_EXERCISE_
Leave the pictures out. Return all other data exactly.

_TASK MATERIAL_
☆ ☆ ☆ ☆ ☆ ☆ ☆
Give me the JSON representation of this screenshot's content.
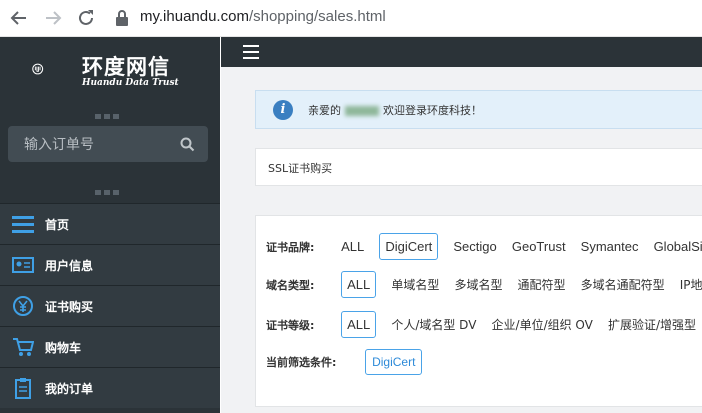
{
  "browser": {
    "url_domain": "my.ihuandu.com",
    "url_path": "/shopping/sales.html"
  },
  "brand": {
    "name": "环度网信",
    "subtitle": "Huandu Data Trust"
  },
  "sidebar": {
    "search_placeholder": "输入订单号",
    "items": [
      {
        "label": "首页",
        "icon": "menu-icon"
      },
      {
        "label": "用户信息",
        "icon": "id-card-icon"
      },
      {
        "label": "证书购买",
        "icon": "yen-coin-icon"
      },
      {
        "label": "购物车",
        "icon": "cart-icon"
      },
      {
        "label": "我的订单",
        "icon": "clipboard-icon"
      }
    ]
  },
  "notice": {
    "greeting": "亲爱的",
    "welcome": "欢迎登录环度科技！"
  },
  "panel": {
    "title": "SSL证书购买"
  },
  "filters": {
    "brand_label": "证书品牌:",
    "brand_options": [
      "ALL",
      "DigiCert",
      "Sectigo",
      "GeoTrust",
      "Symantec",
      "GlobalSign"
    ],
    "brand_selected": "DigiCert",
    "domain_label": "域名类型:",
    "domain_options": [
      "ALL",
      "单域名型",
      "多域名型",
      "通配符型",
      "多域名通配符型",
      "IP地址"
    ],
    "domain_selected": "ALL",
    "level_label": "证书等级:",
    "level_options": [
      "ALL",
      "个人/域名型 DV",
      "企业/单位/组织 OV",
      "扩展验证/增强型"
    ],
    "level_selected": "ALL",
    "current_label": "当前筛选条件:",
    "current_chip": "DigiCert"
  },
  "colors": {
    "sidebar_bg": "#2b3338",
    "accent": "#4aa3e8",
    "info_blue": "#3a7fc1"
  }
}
☆ ☆ ☆ ☆ ☆ ☆ ☆
_EXERCISE SOLUTION_
Give me the JSON representation of this screenshot's content.
{
  "browser": {
    "url_domain": "my.ihuandu.com",
    "url_path": "/shopping/sales.html"
  },
  "brand": {
    "name": "环度网信",
    "subtitle": "Huandu Data Trust"
  },
  "sidebar": {
    "search_placeholder": "输入订单号",
    "items": [
      {
        "label": "首页",
        "icon": "menu-icon"
      },
      {
        "label": "用户信息",
        "icon": "id-card-icon"
      },
      {
        "label": "证书购买",
        "icon": "yen-coin-icon"
      },
      {
        "label": "购物车",
        "icon": "cart-icon"
      },
      {
        "label": "我的订单",
        "icon": "clipboard-icon"
      }
    ]
  },
  "notice": {
    "greeting": "亲爱的",
    "welcome": "欢迎登录环度科技！"
  },
  "panel": {
    "title": "SSL证书购买"
  },
  "filters": {
    "brand_label": "证书品牌:",
    "brand_options": [
      "ALL",
      "DigiCert",
      "Sectigo",
      "GeoTrust",
      "Symantec",
      "GlobalSign"
    ],
    "brand_selected": "DigiCert",
    "domain_label": "域名类型:",
    "domain_options": [
      "ALL",
      "单域名型",
      "多域名型",
      "通配符型",
      "多域名通配符型",
      "IP地址"
    ],
    "domain_selected": "ALL",
    "level_label": "证书等级:",
    "level_options": [
      "ALL",
      "个人/域名型 DV",
      "企业/单位/组织 OV",
      "扩展验证/增强型"
    ],
    "level_selected": "ALL",
    "current_label": "当前筛选条件:",
    "current_chip": "DigiCert"
  },
  "colors": {
    "sidebar_bg": "#2b3338",
    "accent": "#4aa3e8",
    "info_blue": "#3a7fc1"
  }
}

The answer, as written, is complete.